-- start of GIVEN RECORDS --

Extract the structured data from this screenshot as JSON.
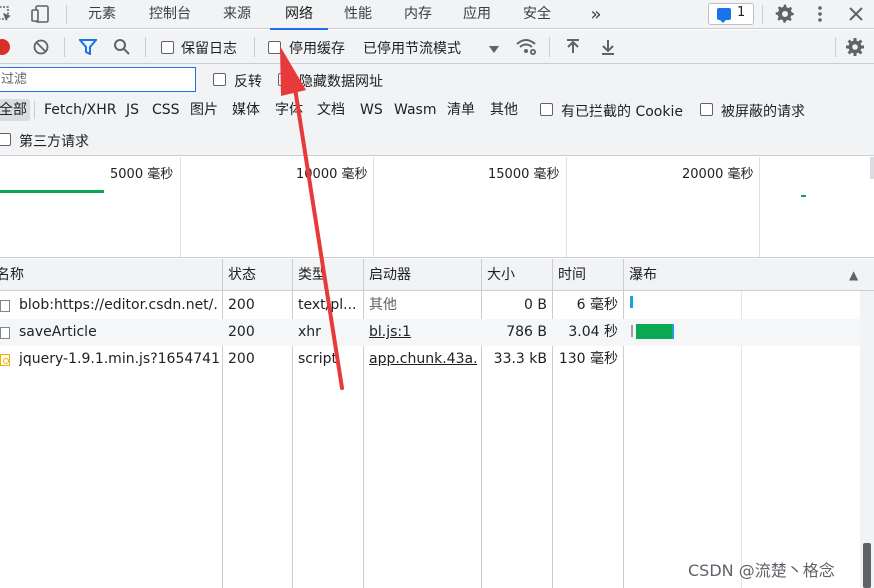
{
  "tabs": [
    {
      "label": "元素"
    },
    {
      "label": "控制台"
    },
    {
      "label": "来源"
    },
    {
      "label": "网络",
      "active": true
    },
    {
      "label": "性能"
    },
    {
      "label": "内存"
    },
    {
      "label": "应用"
    },
    {
      "label": "安全"
    }
  ],
  "more_tabs": "»",
  "issues_badge": {
    "count": "1",
    "color": "#1a73e8"
  },
  "toolbar": {
    "preserve_log": "保留日志",
    "disable_cache": "停用缓存",
    "throttling": "已停用节流模式"
  },
  "filter": {
    "placeholder": "过滤",
    "value": "",
    "invert": "反转",
    "hide_data_urls": "隐藏数据网址",
    "types": [
      "全部",
      "Fetch/XHR",
      "JS",
      "CSS",
      "图片",
      "媒体",
      "字体",
      "文档",
      "WS",
      "Wasm",
      "清单",
      "其他"
    ],
    "blocked_cookies": "有已拦截的 Cookie",
    "blocked_requests": "被屏蔽的请求",
    "third_party": "第三方请求"
  },
  "overview": {
    "ticks": [
      "5000 毫秒",
      "10000 毫秒",
      "15000 毫秒",
      "20000 毫秒"
    ]
  },
  "table": {
    "headers": [
      "名称",
      "状态",
      "类型",
      "启动器",
      "大小",
      "时间",
      "瀑布"
    ],
    "sort_indicator": "▲",
    "rows": [
      {
        "name": "blob:https://editor.csdn.net/...",
        "status": "200",
        "type": "text/pl...",
        "initiator": "其他",
        "size": "0 B",
        "time": "6 毫秒"
      },
      {
        "name": "saveArticle",
        "status": "200",
        "type": "xhr",
        "initiator": "bl.js:1",
        "size": "786 B",
        "time": "3.04 秒"
      },
      {
        "name": "jquery-1.9.1.min.js?1654741...",
        "status": "200",
        "type": "script",
        "initiator": "app.chunk.43a...",
        "size": "33.3 kB",
        "time": "130 毫秒"
      }
    ]
  },
  "watermark": "CSDN @流楚丶格念",
  "colors": {
    "accent": "#1a73e8",
    "record": "#d93025",
    "annotation_arrow": "#e83a3a",
    "waterfall_green": "#0aa852"
  }
}
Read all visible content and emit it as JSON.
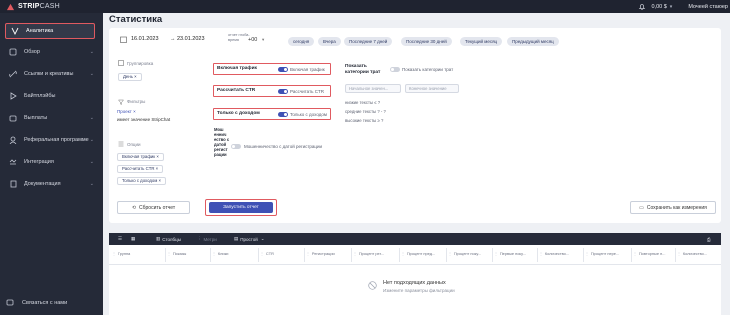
{
  "app": {
    "logo_main": "STRIP",
    "logo_sub": "CASH",
    "balance": "0,00 $",
    "user": "Мочеей стаюер"
  },
  "sidebar": {
    "items": [
      {
        "label": "Аналитика",
        "icon": "analytics-icon",
        "active": true
      },
      {
        "label": "Обзор",
        "icon": "overview-icon"
      },
      {
        "label": "Ссылки и креативы",
        "icon": "link-icon"
      },
      {
        "label": "Байтплэйбы",
        "icon": "play-icon"
      },
      {
        "label": "Выплаты",
        "icon": "wallet-icon"
      },
      {
        "label": "Реферальная программе",
        "icon": "referral-icon"
      },
      {
        "label": "Интеграция",
        "icon": "integration-icon"
      },
      {
        "label": "Документация",
        "icon": "docs-icon"
      }
    ],
    "contact": "Связаться с нами"
  },
  "page": {
    "title": "Статистика"
  },
  "filters": {
    "date_from": "16.01.2023",
    "date_to": "23.01.2023",
    "tz_label": "отчет глоба- время",
    "tz_value": "+00",
    "quick_ranges": [
      "сегодня",
      "Вчера",
      "Последние 7 дней",
      "Последние 30 дней",
      "Текущий месяц",
      "Предыдущий месяц"
    ],
    "grouping_label": "Группировка",
    "grouping_chip": "День",
    "filters_label": "Фильтры",
    "project_label": "Проект",
    "project_value": "имеет значение StripChat",
    "options_label": "Опции",
    "option_chips": [
      "Включая трафик",
      "Рассчитать CTR",
      "Только с доходом"
    ],
    "toggles": [
      {
        "label": "Включая трафик",
        "option": "Включая трафик",
        "on": true
      },
      {
        "label": "Рассчитать CTR",
        "option": "Рассчитать CTR",
        "on": true
      },
      {
        "label": "Только с доходом",
        "option": "Только с доходом",
        "on": true
      }
    ],
    "mosh_label": "Мош еннич ество с датой регист рации",
    "mosh_option": "Мошенничество с датой регистрации",
    "categories_label": "Показать категории трат",
    "categories_option": "Показать категории трат",
    "input_from": "Начальное значен...",
    "input_to": "Конечное значение",
    "metrics": [
      "низкие тексты ≤ ?",
      "средние тексты ? - ?",
      "высокие тексты ≥ ?"
    ],
    "reset_label": "Сбросить отчет",
    "run_label": "Запустить отчет",
    "save_label": "Сохранить как измерения"
  },
  "table": {
    "columns_label": "Столбцы",
    "metrics_label": "Метри",
    "view_value": "Простой",
    "headers": [
      "Группа",
      "Показы",
      "Клики",
      "CTR",
      "Регистрации",
      "Процент рег...",
      "Процент пред...",
      "Процент поку...",
      "Первые поку...",
      "Количество...",
      "Процент пере...",
      "Повторные п...",
      "Количество..."
    ],
    "empty_title": "Нет подходящих данных",
    "empty_subtitle": "Измените параметры фильтрации"
  },
  "colors": {
    "sidebar": "#252a38",
    "accent": "#3f51b5",
    "highlight": "#e05a60"
  }
}
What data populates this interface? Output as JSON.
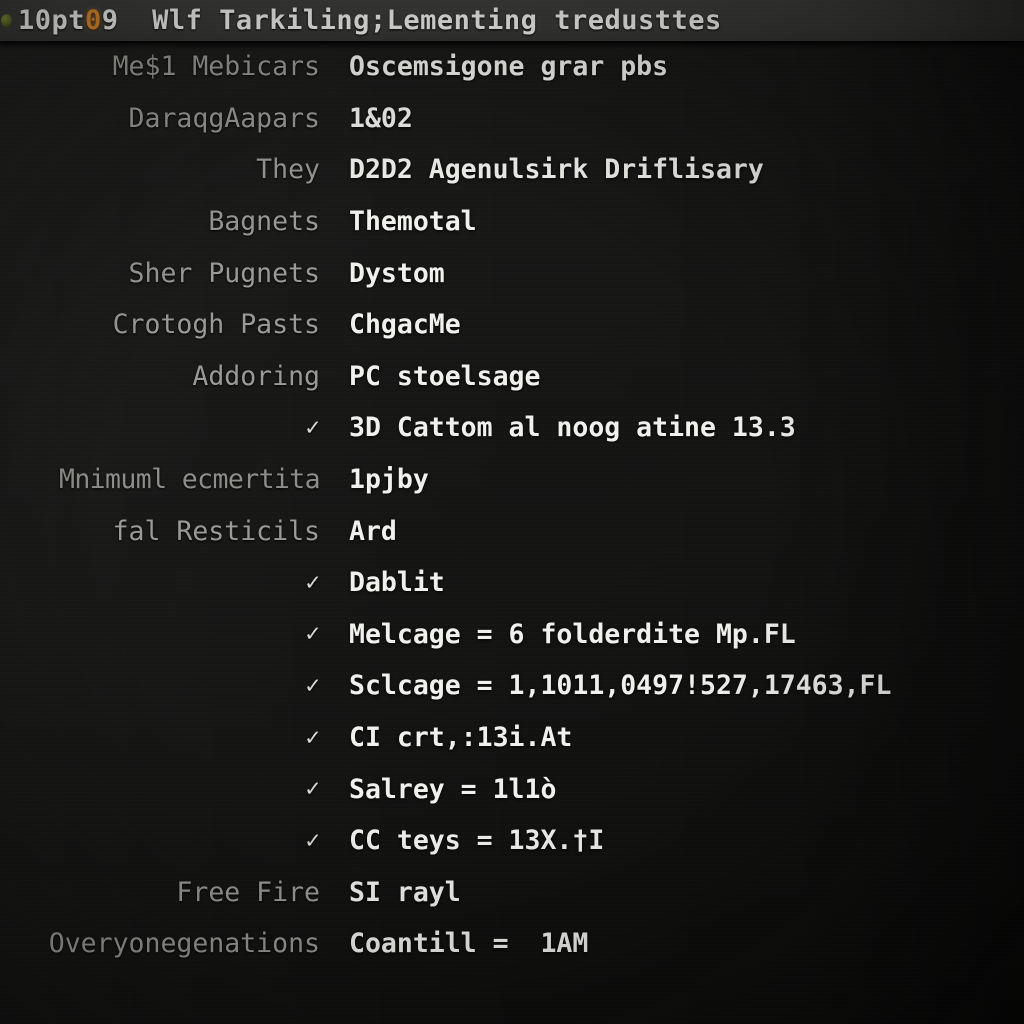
{
  "titlebar": {
    "status_icon": "status-dot-icon",
    "title_prefix": "10pt",
    "title_highlight": "0",
    "title_suffix": "9  Wlf Tarkiling;Lementing tredusttes",
    "accent_color": "#e08a2e",
    "background_color": "#3a3a38"
  },
  "colors": {
    "key_text": "#9a9a96",
    "value_text": "#f0f0ec",
    "body_background": "#151514",
    "check_mark": "#d8d8d4"
  },
  "rows": [
    {
      "key": "Me$1 Mebicars",
      "value": "Oscemsigone grar pbs",
      "checked": false,
      "blurred": false
    },
    {
      "key": "DaraqgAapars",
      "value": "1&02",
      "checked": false,
      "blurred": false
    },
    {
      "key": "They",
      "value": "D2D2 Agenulsirk Driflisary",
      "checked": false,
      "blurred": false
    },
    {
      "key": "Bagnets",
      "value": "Themotal",
      "checked": false,
      "blurred": false
    },
    {
      "key": "Sher Pugnets",
      "value": "Dystom",
      "checked": false,
      "blurred": false
    },
    {
      "key": "Crotogh Pasts",
      "value": "ChgacMe",
      "checked": false,
      "blurred": false
    },
    {
      "key": "Addoring",
      "value": "PC stoelsage",
      "checked": false,
      "blurred": false
    },
    {
      "key": "",
      "value": "3D Cattom al noog atine 13.3",
      "checked": true,
      "blurred": false
    },
    {
      "key": "Mnimuml ecmertita",
      "value": "1pjby",
      "checked": false,
      "blurred": true
    },
    {
      "key": "fal Resticils",
      "value": "Ard",
      "checked": false,
      "blurred": false
    },
    {
      "key": "",
      "value": "Dablit",
      "checked": true,
      "blurred": false
    },
    {
      "key": "",
      "value": "Melcage = 6 folderdite Mp.FL",
      "checked": true,
      "blurred": false
    },
    {
      "key": "",
      "value": "Sclcage = 1,1011,0497!527,17463,FL",
      "checked": true,
      "blurred": false
    },
    {
      "key": "",
      "value": "CI crt,:13i.At",
      "checked": true,
      "blurred": false
    },
    {
      "key": "",
      "value": "Salrey = 1l1ò",
      "checked": true,
      "blurred": false
    },
    {
      "key": "",
      "value": "CC teys = 13X.†I",
      "checked": true,
      "blurred": false
    },
    {
      "key": "Free Fire",
      "value": "SI rayl",
      "checked": false,
      "blurred": false
    },
    {
      "key": "Overyonegenations",
      "value": "Coantill =  1AM",
      "checked": false,
      "blurred": false
    }
  ],
  "check_glyph": "✓"
}
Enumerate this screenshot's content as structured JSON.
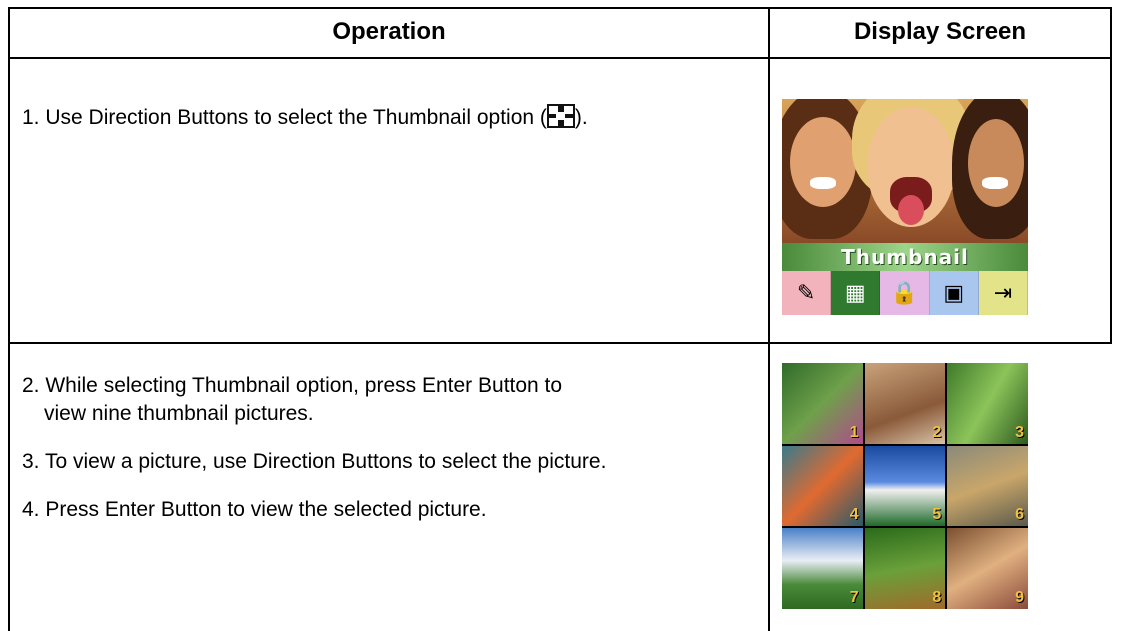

-- end of GIVEN RECORDS --

§ **WHAT YOU NEED TO DO**
Go through the material and copy out every line with "initiator" in it.

§ **EXPECTED ANSWER**
        "initiator": "其他",
        "initiator": "bl.js:1",
        "initiator": "app.chunk.43a...",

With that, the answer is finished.